What the task asks:
Return the records word for word. Any pictures in them are not part of the copy.

Records to use:
* BEGIN *
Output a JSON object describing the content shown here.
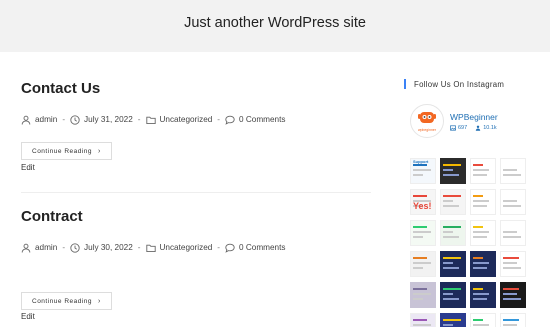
{
  "header": {
    "tagline": "Just another WordPress site"
  },
  "posts": [
    {
      "title": "Contact Us",
      "author": "admin",
      "date": "July 31, 2022",
      "category": "Uncategorized",
      "comments": "0 Comments",
      "continue_label": "Continue Reading",
      "edit_label": "Edit"
    },
    {
      "title": "Contract",
      "author": "admin",
      "date": "July 30, 2022",
      "category": "Uncategorized",
      "comments": "0 Comments",
      "continue_label": "Continue Reading",
      "edit_label": "Edit"
    }
  ],
  "sidebar": {
    "widget_title": "Follow Us On Instagram",
    "profile": {
      "name": "WPBeginner",
      "posts": "697",
      "followers": "10.1k",
      "avatar_text": "wpbeginner"
    },
    "tiles": [
      {
        "bg": "#f4f8fc",
        "accent": "#1e73be",
        "text": "Support"
      },
      {
        "bg": "#2b2b2b",
        "accent": "#f5b800"
      },
      {
        "bg": "#ffffff",
        "accent": "#e94b3c"
      },
      {
        "bg": "#ffffff",
        "accent": "#ffffff"
      },
      {
        "bg": "#f6f6f6",
        "accent": "#e8473a",
        "text": "Yes!"
      },
      {
        "bg": "#f5f5f5",
        "accent": "#e94b3c"
      },
      {
        "bg": "#ffffff",
        "accent": "#f39c12"
      },
      {
        "bg": "#ffffff",
        "accent": "#ffffff"
      },
      {
        "bg": "#f4faf4",
        "accent": "#2ecc71"
      },
      {
        "bg": "#eef6ee",
        "accent": "#27ae60"
      },
      {
        "bg": "#ffffff",
        "accent": "#f1c40f"
      },
      {
        "bg": "#ffffff",
        "accent": "#ffffff"
      },
      {
        "bg": "#f2f2f2",
        "accent": "#e67e22"
      },
      {
        "bg": "#1d2a5a",
        "accent": "#f1c40f"
      },
      {
        "bg": "#1d2a5a",
        "accent": "#e67e22"
      },
      {
        "bg": "#ffffff",
        "accent": "#e94b3c"
      },
      {
        "bg": "#c8c3d6",
        "accent": "#7a6f9b"
      },
      {
        "bg": "#1d2a5a",
        "accent": "#2ecc71"
      },
      {
        "bg": "#1d2a5a",
        "accent": "#f1c40f"
      },
      {
        "bg": "#1a1a1a",
        "accent": "#e74c3c"
      },
      {
        "bg": "#ece8f4",
        "accent": "#9b59b6"
      },
      {
        "bg": "#2a3b8f",
        "accent": "#f1c40f"
      },
      {
        "bg": "#ffffff",
        "accent": "#2ecc71"
      },
      {
        "bg": "#ffffff",
        "accent": "#3498db"
      }
    ]
  }
}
* END *
Solution for this problem:
Output a JSON object describing the content shown here.
{
  "header": {
    "tagline": "Just another WordPress site"
  },
  "posts": [
    {
      "title": "Contact Us",
      "author": "admin",
      "date": "July 31, 2022",
      "category": "Uncategorized",
      "comments": "0 Comments",
      "continue_label": "Continue Reading",
      "edit_label": "Edit"
    },
    {
      "title": "Contract",
      "author": "admin",
      "date": "July 30, 2022",
      "category": "Uncategorized",
      "comments": "0 Comments",
      "continue_label": "Continue Reading",
      "edit_label": "Edit"
    }
  ],
  "sidebar": {
    "widget_title": "Follow Us On Instagram",
    "profile": {
      "name": "WPBeginner",
      "posts": "697",
      "followers": "10.1k",
      "avatar_text": "wpbeginner"
    },
    "tiles": [
      {
        "bg": "#f4f8fc",
        "accent": "#1e73be",
        "text": "Support"
      },
      {
        "bg": "#2b2b2b",
        "accent": "#f5b800"
      },
      {
        "bg": "#ffffff",
        "accent": "#e94b3c"
      },
      {
        "bg": "#ffffff",
        "accent": "#ffffff"
      },
      {
        "bg": "#f6f6f6",
        "accent": "#e8473a",
        "text": "Yes!"
      },
      {
        "bg": "#f5f5f5",
        "accent": "#e94b3c"
      },
      {
        "bg": "#ffffff",
        "accent": "#f39c12"
      },
      {
        "bg": "#ffffff",
        "accent": "#ffffff"
      },
      {
        "bg": "#f4faf4",
        "accent": "#2ecc71"
      },
      {
        "bg": "#eef6ee",
        "accent": "#27ae60"
      },
      {
        "bg": "#ffffff",
        "accent": "#f1c40f"
      },
      {
        "bg": "#ffffff",
        "accent": "#ffffff"
      },
      {
        "bg": "#f2f2f2",
        "accent": "#e67e22"
      },
      {
        "bg": "#1d2a5a",
        "accent": "#f1c40f"
      },
      {
        "bg": "#1d2a5a",
        "accent": "#e67e22"
      },
      {
        "bg": "#ffffff",
        "accent": "#e94b3c"
      },
      {
        "bg": "#c8c3d6",
        "accent": "#7a6f9b"
      },
      {
        "bg": "#1d2a5a",
        "accent": "#2ecc71"
      },
      {
        "bg": "#1d2a5a",
        "accent": "#f1c40f"
      },
      {
        "bg": "#1a1a1a",
        "accent": "#e74c3c"
      },
      {
        "bg": "#ece8f4",
        "accent": "#9b59b6"
      },
      {
        "bg": "#2a3b8f",
        "accent": "#f1c40f"
      },
      {
        "bg": "#ffffff",
        "accent": "#2ecc71"
      },
      {
        "bg": "#ffffff",
        "accent": "#3498db"
      }
    ]
  }
}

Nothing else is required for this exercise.